- Work to complete -
Repeat the whole of the data, keeping every detail the same.
━━━━━ Dataset extract
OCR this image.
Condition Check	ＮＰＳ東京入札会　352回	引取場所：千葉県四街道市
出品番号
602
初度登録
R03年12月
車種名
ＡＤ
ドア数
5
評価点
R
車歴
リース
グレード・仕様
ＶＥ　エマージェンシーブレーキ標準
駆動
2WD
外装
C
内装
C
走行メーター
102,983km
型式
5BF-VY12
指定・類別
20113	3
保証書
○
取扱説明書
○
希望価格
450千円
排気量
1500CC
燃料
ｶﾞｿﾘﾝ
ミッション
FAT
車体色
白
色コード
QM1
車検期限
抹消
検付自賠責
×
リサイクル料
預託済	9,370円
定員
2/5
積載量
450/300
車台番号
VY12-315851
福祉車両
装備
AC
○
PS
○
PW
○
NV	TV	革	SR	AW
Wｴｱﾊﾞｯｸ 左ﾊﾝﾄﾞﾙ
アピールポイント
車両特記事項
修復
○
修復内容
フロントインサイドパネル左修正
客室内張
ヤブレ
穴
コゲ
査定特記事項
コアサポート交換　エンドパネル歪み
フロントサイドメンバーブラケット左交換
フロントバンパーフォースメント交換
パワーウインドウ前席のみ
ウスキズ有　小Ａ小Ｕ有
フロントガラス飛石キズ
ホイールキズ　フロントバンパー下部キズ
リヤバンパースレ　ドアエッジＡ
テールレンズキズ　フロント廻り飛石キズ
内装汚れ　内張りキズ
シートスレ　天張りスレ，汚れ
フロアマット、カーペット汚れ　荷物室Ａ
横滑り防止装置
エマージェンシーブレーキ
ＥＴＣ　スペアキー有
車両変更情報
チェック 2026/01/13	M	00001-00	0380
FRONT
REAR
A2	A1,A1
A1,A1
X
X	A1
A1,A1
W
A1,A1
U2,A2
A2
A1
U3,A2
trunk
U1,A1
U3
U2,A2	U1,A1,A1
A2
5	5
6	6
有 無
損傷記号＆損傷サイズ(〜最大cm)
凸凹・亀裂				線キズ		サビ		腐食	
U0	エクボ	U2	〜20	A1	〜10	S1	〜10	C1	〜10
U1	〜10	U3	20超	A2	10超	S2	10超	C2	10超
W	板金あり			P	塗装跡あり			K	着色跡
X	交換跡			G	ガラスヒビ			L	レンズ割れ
━━━━━━━━━━
- Response -
OCR this image.
Condition Check	ＮＰＳ東京入札会　352回	引取場所：千葉県四街道市
出品番号
602
初度登録
R03年12月
車種名
ＡＤ
ドア数
5
評価点
R
車歴
リース
グレード・仕様
ＶＥ　エマージェンシーブレーキ標準
駆動
2WD
外装
C
内装
C
走行メーター
102,983km
型式
5BF-VY12
指定・類別
20113	3
保証書
○
取扱説明書
○
希望価格
450千円
排気量
1500CC
燃料
ｶﾞｿﾘﾝ
ミッション
FAT
車体色
白
色コード
QM1
車検期限
抹消
検付自賠責
×
リサイクル料
預託済	9,370円
定員
2/5
積載量
450/300
車台番号
VY12-315851
福祉車両
装備
AC
○
PS
○
PW
○
NV	TV	革	SR	AW
Wｴｱﾊﾞｯｸ 左ﾊﾝﾄﾞﾙ
アピールポイント
車両特記事項
修復
○
修復内容
フロントインサイドパネル左修正
客室内張
ヤブレ
穴
コゲ
査定特記事項
コアサポート交換　エンドパネル歪み
フロントサイドメンバーブラケット左交換
フロントバンパーフォースメント交換
パワーウインドウ前席のみ
ウスキズ有　小Ａ小Ｕ有
フロントガラス飛石キズ
ホイールキズ　フロントバンパー下部キズ
リヤバンパースレ　ドアエッジＡ
テールレンズキズ　フロント廻り飛石キズ
内装汚れ　内張りキズ
シートスレ　天張りスレ，汚れ
フロアマット、カーペット汚れ　荷物室Ａ
横滑り防止装置
エマージェンシーブレーキ
ＥＴＣ　スペアキー有
車両変更情報
チェック 2026/01/13	M	00001-00	0380
FRONT
REAR
A2	A1,A1
A1,A1
X
X	A1
A1,A1
W
A1,A1
U2,A2
A2
A1
U3,A2
trunk
U1,A1
U3
U2,A2	U1,A1,A1
A2
5	5
6	6
有 無
損傷記号＆損傷サイズ(〜最大cm)
凸凹・亀裂				線キズ		サビ		腐食	
U0	エクボ	U2	〜20	A1	〜10	S1	〜10	C1	〜10
U1	〜10	U3	20超	A2	10超	S2	10超	C2	10超
W	板金あり			P	塗装跡あり			K	着色跡
X	交換跡			G	ガラスヒビ			L	レンズ割れ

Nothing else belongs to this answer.